### Objective
Beneath this sentence is a set of records; write each of them out exactly.
## Begin Input
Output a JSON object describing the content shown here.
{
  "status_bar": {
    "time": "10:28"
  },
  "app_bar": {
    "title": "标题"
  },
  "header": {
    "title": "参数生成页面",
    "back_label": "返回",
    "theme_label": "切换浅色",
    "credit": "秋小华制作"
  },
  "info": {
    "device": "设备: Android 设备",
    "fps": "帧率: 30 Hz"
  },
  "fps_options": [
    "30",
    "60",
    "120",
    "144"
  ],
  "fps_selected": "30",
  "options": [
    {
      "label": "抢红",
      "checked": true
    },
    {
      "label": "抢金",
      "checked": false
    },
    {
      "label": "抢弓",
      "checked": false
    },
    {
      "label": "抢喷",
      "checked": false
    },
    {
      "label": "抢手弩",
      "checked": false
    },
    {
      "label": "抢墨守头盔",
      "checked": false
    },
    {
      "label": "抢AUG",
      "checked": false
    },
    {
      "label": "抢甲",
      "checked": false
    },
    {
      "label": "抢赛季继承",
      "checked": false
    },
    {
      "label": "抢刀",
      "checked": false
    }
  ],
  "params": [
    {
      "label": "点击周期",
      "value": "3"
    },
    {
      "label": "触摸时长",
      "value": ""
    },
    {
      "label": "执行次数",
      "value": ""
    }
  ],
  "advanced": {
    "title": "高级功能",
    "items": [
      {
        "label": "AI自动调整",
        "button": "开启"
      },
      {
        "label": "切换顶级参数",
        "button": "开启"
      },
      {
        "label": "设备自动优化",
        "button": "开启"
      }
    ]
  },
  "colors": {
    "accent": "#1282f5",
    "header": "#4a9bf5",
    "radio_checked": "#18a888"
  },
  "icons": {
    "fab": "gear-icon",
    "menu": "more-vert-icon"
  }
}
## End Input
### Response to the exercise
Output a JSON object describing the content shown here.
{
  "status_bar": {
    "time": "10:28"
  },
  "app_bar": {
    "title": "标题"
  },
  "header": {
    "title": "参数生成页面",
    "back_label": "返回",
    "theme_label": "切换浅色",
    "credit": "秋小华制作"
  },
  "info": {
    "device": "设备: Android 设备",
    "fps": "帧率: 30 Hz"
  },
  "fps_options": [
    "30",
    "60",
    "120",
    "144"
  ],
  "fps_selected": "30",
  "options": [
    {
      "label": "抢红",
      "checked": true
    },
    {
      "label": "抢金",
      "checked": false
    },
    {
      "label": "抢弓",
      "checked": false
    },
    {
      "label": "抢喷",
      "checked": false
    },
    {
      "label": "抢手弩",
      "checked": false
    },
    {
      "label": "抢墨守头盔",
      "checked": false
    },
    {
      "label": "抢AUG",
      "checked": false
    },
    {
      "label": "抢甲",
      "checked": false
    },
    {
      "label": "抢赛季继承",
      "checked": false
    },
    {
      "label": "抢刀",
      "checked": false
    }
  ],
  "params": [
    {
      "label": "点击周期",
      "value": "3"
    },
    {
      "label": "触摸时长",
      "value": ""
    },
    {
      "label": "执行次数",
      "value": ""
    }
  ],
  "advanced": {
    "title": "高级功能",
    "items": [
      {
        "label": "AI自动调整",
        "button": "开启"
      },
      {
        "label": "切换顶级参数",
        "button": "开启"
      },
      {
        "label": "设备自动优化",
        "button": "开启"
      }
    ]
  },
  "colors": {
    "accent": "#1282f5",
    "header": "#4a9bf5",
    "radio_checked": "#18a888"
  },
  "icons": {
    "fab": "gear-icon",
    "menu": "more-vert-icon"
  }
}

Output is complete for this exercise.